* **Dataset records**
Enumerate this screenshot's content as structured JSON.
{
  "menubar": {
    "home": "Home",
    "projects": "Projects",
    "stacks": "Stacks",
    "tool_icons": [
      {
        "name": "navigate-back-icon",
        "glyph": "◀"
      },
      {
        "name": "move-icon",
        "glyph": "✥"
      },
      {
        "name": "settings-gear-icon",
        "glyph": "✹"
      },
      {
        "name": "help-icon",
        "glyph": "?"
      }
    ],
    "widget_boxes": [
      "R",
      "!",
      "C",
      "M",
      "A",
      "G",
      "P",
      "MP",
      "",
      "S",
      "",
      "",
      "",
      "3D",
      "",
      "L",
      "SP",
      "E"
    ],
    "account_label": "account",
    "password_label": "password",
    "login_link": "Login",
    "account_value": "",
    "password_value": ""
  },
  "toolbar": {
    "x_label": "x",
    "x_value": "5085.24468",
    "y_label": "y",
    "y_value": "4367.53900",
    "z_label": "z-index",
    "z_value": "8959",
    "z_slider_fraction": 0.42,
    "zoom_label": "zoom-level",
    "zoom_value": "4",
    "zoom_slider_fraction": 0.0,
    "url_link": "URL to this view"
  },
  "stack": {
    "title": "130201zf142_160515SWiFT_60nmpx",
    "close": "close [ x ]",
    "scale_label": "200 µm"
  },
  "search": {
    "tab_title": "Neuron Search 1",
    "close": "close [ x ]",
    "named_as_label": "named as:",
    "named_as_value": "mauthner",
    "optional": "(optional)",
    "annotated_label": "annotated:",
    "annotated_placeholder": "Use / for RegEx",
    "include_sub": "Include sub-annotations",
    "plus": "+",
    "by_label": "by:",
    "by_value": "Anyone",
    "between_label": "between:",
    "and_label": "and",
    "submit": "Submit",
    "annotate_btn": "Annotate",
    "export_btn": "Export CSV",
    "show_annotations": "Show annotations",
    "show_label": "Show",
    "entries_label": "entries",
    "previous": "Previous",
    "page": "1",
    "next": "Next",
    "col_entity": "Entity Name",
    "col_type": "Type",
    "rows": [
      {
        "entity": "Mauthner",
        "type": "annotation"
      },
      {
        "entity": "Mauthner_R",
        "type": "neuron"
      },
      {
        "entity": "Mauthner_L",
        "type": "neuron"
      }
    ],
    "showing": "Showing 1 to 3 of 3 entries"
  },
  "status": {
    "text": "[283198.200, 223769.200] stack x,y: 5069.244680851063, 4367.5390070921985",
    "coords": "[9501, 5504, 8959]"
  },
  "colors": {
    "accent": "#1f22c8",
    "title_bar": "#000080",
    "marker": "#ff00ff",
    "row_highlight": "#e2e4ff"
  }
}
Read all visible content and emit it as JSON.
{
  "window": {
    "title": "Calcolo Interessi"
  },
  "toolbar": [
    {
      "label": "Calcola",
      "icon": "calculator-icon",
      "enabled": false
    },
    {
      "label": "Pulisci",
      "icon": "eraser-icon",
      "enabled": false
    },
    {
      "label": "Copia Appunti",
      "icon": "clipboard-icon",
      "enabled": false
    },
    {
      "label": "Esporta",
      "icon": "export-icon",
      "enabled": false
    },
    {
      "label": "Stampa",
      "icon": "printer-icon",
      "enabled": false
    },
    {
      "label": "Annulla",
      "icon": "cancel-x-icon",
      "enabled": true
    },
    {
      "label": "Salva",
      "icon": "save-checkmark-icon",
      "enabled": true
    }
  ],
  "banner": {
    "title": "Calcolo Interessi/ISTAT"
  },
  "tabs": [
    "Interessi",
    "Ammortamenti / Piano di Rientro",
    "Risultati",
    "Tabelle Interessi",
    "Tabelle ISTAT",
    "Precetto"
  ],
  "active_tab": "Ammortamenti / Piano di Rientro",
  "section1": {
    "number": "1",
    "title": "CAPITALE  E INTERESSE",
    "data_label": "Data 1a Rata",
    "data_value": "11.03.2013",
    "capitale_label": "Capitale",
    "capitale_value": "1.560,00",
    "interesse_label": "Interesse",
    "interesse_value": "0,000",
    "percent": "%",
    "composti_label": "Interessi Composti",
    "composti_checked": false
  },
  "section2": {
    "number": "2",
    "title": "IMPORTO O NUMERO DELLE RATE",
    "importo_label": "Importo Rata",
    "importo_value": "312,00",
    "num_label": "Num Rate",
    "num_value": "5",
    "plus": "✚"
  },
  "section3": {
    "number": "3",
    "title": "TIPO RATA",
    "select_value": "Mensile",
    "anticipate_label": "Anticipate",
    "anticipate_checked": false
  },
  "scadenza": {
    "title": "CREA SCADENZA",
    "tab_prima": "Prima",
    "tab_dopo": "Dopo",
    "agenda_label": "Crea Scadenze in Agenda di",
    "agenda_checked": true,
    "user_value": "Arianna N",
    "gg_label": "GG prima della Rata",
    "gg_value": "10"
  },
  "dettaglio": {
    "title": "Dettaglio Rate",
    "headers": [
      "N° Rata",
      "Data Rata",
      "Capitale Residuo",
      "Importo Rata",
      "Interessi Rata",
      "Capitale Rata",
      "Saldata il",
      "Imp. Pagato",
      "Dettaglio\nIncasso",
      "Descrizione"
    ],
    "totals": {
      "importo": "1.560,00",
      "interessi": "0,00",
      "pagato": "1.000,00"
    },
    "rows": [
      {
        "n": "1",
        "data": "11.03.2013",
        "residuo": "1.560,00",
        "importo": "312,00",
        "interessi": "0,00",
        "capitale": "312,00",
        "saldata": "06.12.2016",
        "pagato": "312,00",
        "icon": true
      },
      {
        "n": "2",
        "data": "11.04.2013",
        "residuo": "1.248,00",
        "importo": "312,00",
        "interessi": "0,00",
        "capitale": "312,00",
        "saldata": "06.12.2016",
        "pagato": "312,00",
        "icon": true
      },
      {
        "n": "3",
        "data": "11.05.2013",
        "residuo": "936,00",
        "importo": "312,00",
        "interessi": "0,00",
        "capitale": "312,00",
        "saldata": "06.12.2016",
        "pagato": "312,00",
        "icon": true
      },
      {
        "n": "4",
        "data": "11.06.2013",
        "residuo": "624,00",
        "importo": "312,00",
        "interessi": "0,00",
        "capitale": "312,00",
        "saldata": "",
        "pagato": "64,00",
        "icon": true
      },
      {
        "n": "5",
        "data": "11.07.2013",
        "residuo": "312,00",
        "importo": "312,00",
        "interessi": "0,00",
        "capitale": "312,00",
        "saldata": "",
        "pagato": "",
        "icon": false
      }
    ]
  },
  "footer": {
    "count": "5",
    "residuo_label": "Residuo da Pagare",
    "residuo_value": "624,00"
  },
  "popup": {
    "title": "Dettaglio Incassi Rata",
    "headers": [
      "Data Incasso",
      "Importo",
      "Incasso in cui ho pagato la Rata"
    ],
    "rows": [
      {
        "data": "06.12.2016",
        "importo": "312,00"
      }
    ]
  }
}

* **Description of the task**
Type the material above out again, exactly.

* **Expected output**
Enumerate this screenshot's content as structured JSON.
{
  "menubar": {
    "home": "Home",
    "projects": "Projects",
    "stacks": "Stacks",
    "tool_icons": [
      {
        "name": "navigate-back-icon",
        "glyph": "◀"
      },
      {
        "name": "move-icon",
        "glyph": "✥"
      },
      {
        "name": "settings-gear-icon",
        "glyph": "✹"
      },
      {
        "name": "help-icon",
        "glyph": "?"
      }
    ],
    "widget_boxes": [
      "R",
      "!",
      "C",
      "M",
      "A",
      "G",
      "P",
      "MP",
      "",
      "S",
      "",
      "",
      "",
      "3D",
      "",
      "L",
      "SP",
      "E"
    ],
    "account_label": "account",
    "password_label": "password",
    "login_link": "Login",
    "account_value": "",
    "password_value": ""
  },
  "toolbar": {
    "x_label": "x",
    "x_value": "5085.24468",
    "y_label": "y",
    "y_value": "4367.53900",
    "z_label": "z-index",
    "z_value": "8959",
    "z_slider_fraction": 0.42,
    "zoom_label": "zoom-level",
    "zoom_value": "4",
    "zoom_slider_fraction": 0.0,
    "url_link": "URL to this view"
  },
  "stack": {
    "title": "130201zf142_160515SWiFT_60nmpx",
    "close": "close [ x ]",
    "scale_label": "200 µm"
  },
  "search": {
    "tab_title": "Neuron Search 1",
    "close": "close [ x ]",
    "named_as_label": "named as:",
    "named_as_value": "mauthner",
    "optional": "(optional)",
    "annotated_label": "annotated:",
    "annotated_placeholder": "Use / for RegEx",
    "include_sub": "Include sub-annotations",
    "plus": "+",
    "by_label": "by:",
    "by_value": "Anyone",
    "between_label": "between:",
    "and_label": "and",
    "submit": "Submit",
    "annotate_btn": "Annotate",
    "export_btn": "Export CSV",
    "show_annotations": "Show annotations",
    "show_label": "Show",
    "entries_label": "entries",
    "previous": "Previous",
    "page": "1",
    "next": "Next",
    "col_entity": "Entity Name",
    "col_type": "Type",
    "rows": [
      {
        "entity": "Mauthner",
        "type": "annotation"
      },
      {
        "entity": "Mauthner_R",
        "type": "neuron"
      },
      {
        "entity": "Mauthner_L",
        "type": "neuron"
      }
    ],
    "showing": "Showing 1 to 3 of 3 entries"
  },
  "status": {
    "text": "[283198.200, 223769.200] stack x,y: 5069.244680851063, 4367.5390070921985",
    "coords": "[9501, 5504, 8959]"
  },
  "colors": {
    "accent": "#1f22c8",
    "title_bar": "#000080",
    "marker": "#ff00ff",
    "row_highlight": "#e2e4ff"
  }
}
Read all visible content and emit it as JSON.
{
  "window": {
    "title": "Calcolo Interessi"
  },
  "toolbar": [
    {
      "label": "Calcola",
      "icon": "calculator-icon",
      "enabled": false
    },
    {
      "label": "Pulisci",
      "icon": "eraser-icon",
      "enabled": false
    },
    {
      "label": "Copia Appunti",
      "icon": "clipboard-icon",
      "enabled": false
    },
    {
      "label": "Esporta",
      "icon": "export-icon",
      "enabled": false
    },
    {
      "label": "Stampa",
      "icon": "printer-icon",
      "enabled": false
    },
    {
      "label": "Annulla",
      "icon": "cancel-x-icon",
      "enabled": true
    },
    {
      "label": "Salva",
      "icon": "save-checkmark-icon",
      "enabled": true
    }
  ],
  "banner": {
    "title": "Calcolo Interessi/ISTAT"
  },
  "tabs": [
    "Interessi",
    "Ammortamenti / Piano di Rientro",
    "Risultati",
    "Tabelle Interessi",
    "Tabelle ISTAT",
    "Precetto"
  ],
  "active_tab": "Ammortamenti / Piano di Rientro",
  "section1": {
    "number": "1",
    "title": "CAPITALE  E INTERESSE",
    "data_label": "Data 1a Rata",
    "data_value": "11.03.2013",
    "capitale_label": "Capitale",
    "capitale_value": "1.560,00",
    "interesse_label": "Interesse",
    "interesse_value": "0,000",
    "percent": "%",
    "composti_label": "Interessi Composti",
    "composti_checked": false
  },
  "section2": {
    "number": "2",
    "title": "IMPORTO O NUMERO DELLE RATE",
    "importo_label": "Importo Rata",
    "importo_value": "312,00",
    "num_label": "Num Rate",
    "num_value": "5",
    "plus": "✚"
  },
  "section3": {
    "number": "3",
    "title": "TIPO RATA",
    "select_value": "Mensile",
    "anticipate_label": "Anticipate",
    "anticipate_checked": false
  },
  "scadenza": {
    "title": "CREA SCADENZA",
    "tab_prima": "Prima",
    "tab_dopo": "Dopo",
    "agenda_label": "Crea Scadenze in Agenda di",
    "agenda_checked": true,
    "user_value": "Arianna N",
    "gg_label": "GG prima della Rata",
    "gg_value": "10"
  },
  "dettaglio": {
    "title": "Dettaglio Rate",
    "headers": [
      "N° Rata",
      "Data Rata",
      "Capitale Residuo",
      "Importo Rata",
      "Interessi Rata",
      "Capitale Rata",
      "Saldata il",
      "Imp. Pagato",
      "Dettaglio\nIncasso",
      "Descrizione"
    ],
    "totals": {
      "importo": "1.560,00",
      "interessi": "0,00",
      "pagato": "1.000,00"
    },
    "rows": [
      {
        "n": "1",
        "data": "11.03.2013",
        "residuo": "1.560,00",
        "importo": "312,00",
        "interessi": "0,00",
        "capitale": "312,00",
        "saldata": "06.12.2016",
        "pagato": "312,00",
        "icon": true
      },
      {
        "n": "2",
        "data": "11.04.2013",
        "residuo": "1.248,00",
        "importo": "312,00",
        "interessi": "0,00",
        "capitale": "312,00",
        "saldata": "06.12.2016",
        "pagato": "312,00",
        "icon": true
      },
      {
        "n": "3",
        "data": "11.05.2013",
        "residuo": "936,00",
        "importo": "312,00",
        "interessi": "0,00",
        "capitale": "312,00",
        "saldata": "06.12.2016",
        "pagato": "312,00",
        "icon": true
      },
      {
        "n": "4",
        "data": "11.06.2013",
        "residuo": "624,00",
        "importo": "312,00",
        "interessi": "0,00",
        "capitale": "312,00",
        "saldata": "",
        "pagato": "64,00",
        "icon": true
      },
      {
        "n": "5",
        "data": "11.07.2013",
        "residuo": "312,00",
        "importo": "312,00",
        "interessi": "0,00",
        "capitale": "312,00",
        "saldata": "",
        "pagato": "",
        "icon": false
      }
    ]
  },
  "footer": {
    "count": "5",
    "residuo_label": "Residuo da Pagare",
    "residuo_value": "624,00"
  },
  "popup": {
    "title": "Dettaglio Incassi Rata",
    "headers": [
      "Data Incasso",
      "Importo",
      "Incasso in cui ho pagato la Rata"
    ],
    "rows": [
      {
        "data": "06.12.2016",
        "importo": "312,00"
      }
    ]
  }
}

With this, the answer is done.